(Records from a collection)
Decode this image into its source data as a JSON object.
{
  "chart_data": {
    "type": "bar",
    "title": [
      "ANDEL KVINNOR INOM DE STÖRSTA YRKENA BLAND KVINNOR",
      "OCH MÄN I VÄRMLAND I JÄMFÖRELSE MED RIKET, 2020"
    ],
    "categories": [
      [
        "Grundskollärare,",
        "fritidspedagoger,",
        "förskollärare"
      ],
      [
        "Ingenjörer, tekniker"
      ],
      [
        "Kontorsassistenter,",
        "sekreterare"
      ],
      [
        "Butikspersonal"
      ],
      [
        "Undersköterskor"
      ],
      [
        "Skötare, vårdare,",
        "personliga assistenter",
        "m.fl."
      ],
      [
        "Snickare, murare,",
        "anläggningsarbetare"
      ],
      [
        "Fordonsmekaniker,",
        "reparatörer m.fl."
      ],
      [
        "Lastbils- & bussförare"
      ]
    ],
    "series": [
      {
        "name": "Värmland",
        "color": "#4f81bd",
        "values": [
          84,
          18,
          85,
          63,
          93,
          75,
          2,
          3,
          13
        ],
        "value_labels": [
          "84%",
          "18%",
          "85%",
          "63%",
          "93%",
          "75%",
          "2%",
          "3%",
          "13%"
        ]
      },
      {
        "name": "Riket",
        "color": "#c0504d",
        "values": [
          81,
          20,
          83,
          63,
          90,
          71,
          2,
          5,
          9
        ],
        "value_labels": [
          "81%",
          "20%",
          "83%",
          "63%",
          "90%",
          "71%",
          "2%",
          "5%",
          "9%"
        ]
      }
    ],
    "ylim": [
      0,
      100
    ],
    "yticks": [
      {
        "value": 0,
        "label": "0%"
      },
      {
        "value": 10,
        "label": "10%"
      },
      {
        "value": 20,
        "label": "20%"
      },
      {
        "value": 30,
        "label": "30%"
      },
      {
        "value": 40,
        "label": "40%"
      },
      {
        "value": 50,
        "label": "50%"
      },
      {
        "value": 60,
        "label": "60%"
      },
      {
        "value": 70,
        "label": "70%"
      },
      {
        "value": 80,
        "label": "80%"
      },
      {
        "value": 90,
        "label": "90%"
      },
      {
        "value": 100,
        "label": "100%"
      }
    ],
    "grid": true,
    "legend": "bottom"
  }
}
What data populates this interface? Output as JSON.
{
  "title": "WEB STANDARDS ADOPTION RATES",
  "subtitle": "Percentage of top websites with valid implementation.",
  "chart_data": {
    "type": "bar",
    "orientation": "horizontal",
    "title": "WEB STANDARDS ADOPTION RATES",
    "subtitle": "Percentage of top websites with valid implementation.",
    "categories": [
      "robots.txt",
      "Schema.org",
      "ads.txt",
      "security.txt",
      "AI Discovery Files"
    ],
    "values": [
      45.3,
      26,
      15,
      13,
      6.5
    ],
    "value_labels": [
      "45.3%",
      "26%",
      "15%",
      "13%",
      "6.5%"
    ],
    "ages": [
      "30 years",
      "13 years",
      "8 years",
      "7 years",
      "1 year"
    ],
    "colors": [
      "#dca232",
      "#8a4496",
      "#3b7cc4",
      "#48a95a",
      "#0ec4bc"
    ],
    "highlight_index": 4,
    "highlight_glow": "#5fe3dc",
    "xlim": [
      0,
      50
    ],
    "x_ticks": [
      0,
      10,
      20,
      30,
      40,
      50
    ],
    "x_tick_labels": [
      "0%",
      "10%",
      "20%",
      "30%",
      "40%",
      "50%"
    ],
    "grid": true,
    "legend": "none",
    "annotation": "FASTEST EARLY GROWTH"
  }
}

Stated exercise —
Exactly reproduce every line found in the records.

Solution for this task —
Decode this image into its source data as a JSON object.
{
  "chart_data": {
    "type": "bar",
    "title": [
      "ANDEL KVINNOR INOM DE STÖRSTA YRKENA BLAND KVINNOR",
      "OCH MÄN I VÄRMLAND I JÄMFÖRELSE MED RIKET, 2020"
    ],
    "categories": [
      [
        "Grundskollärare,",
        "fritidspedagoger,",
        "förskollärare"
      ],
      [
        "Ingenjörer, tekniker"
      ],
      [
        "Kontorsassistenter,",
        "sekreterare"
      ],
      [
        "Butikspersonal"
      ],
      [
        "Undersköterskor"
      ],
      [
        "Skötare, vårdare,",
        "personliga assistenter",
        "m.fl."
      ],
      [
        "Snickare, murare,",
        "anläggningsarbetare"
      ],
      [
        "Fordonsmekaniker,",
        "reparatörer m.fl."
      ],
      [
        "Lastbils- & bussförare"
      ]
    ],
    "series": [
      {
        "name": "Värmland",
        "color": "#4f81bd",
        "values": [
          84,
          18,
          85,
          63,
          93,
          75,
          2,
          3,
          13
        ],
        "value_labels": [
          "84%",
          "18%",
          "85%",
          "63%",
          "93%",
          "75%",
          "2%",
          "3%",
          "13%"
        ]
      },
      {
        "name": "Riket",
        "color": "#c0504d",
        "values": [
          81,
          20,
          83,
          63,
          90,
          71,
          2,
          5,
          9
        ],
        "value_labels": [
          "81%",
          "20%",
          "83%",
          "63%",
          "90%",
          "71%",
          "2%",
          "5%",
          "9%"
        ]
      }
    ],
    "ylim": [
      0,
      100
    ],
    "yticks": [
      {
        "value": 0,
        "label": "0%"
      },
      {
        "value": 10,
        "label": "10%"
      },
      {
        "value": 20,
        "label": "20%"
      },
      {
        "value": 30,
        "label": "30%"
      },
      {
        "value": 40,
        "label": "40%"
      },
      {
        "value": 50,
        "label": "50%"
      },
      {
        "value": 60,
        "label": "60%"
      },
      {
        "value": 70,
        "label": "70%"
      },
      {
        "value": 80,
        "label": "80%"
      },
      {
        "value": 90,
        "label": "90%"
      },
      {
        "value": 100,
        "label": "100%"
      }
    ],
    "grid": true,
    "legend": "bottom"
  }
}
What data populates this interface? Output as JSON.
{
  "title": "WEB STANDARDS ADOPTION RATES",
  "subtitle": "Percentage of top websites with valid implementation.",
  "chart_data": {
    "type": "bar",
    "orientation": "horizontal",
    "title": "WEB STANDARDS ADOPTION RATES",
    "subtitle": "Percentage of top websites with valid implementation.",
    "categories": [
      "robots.txt",
      "Schema.org",
      "ads.txt",
      "security.txt",
      "AI Discovery Files"
    ],
    "values": [
      45.3,
      26,
      15,
      13,
      6.5
    ],
    "value_labels": [
      "45.3%",
      "26%",
      "15%",
      "13%",
      "6.5%"
    ],
    "ages": [
      "30 years",
      "13 years",
      "8 years",
      "7 years",
      "1 year"
    ],
    "colors": [
      "#dca232",
      "#8a4496",
      "#3b7cc4",
      "#48a95a",
      "#0ec4bc"
    ],
    "highlight_index": 4,
    "highlight_glow": "#5fe3dc",
    "xlim": [
      0,
      50
    ],
    "x_ticks": [
      0,
      10,
      20,
      30,
      40,
      50
    ],
    "x_tick_labels": [
      "0%",
      "10%",
      "20%",
      "30%",
      "40%",
      "50%"
    ],
    "grid": true,
    "legend": "none",
    "annotation": "FASTEST EARLY GROWTH"
  }
}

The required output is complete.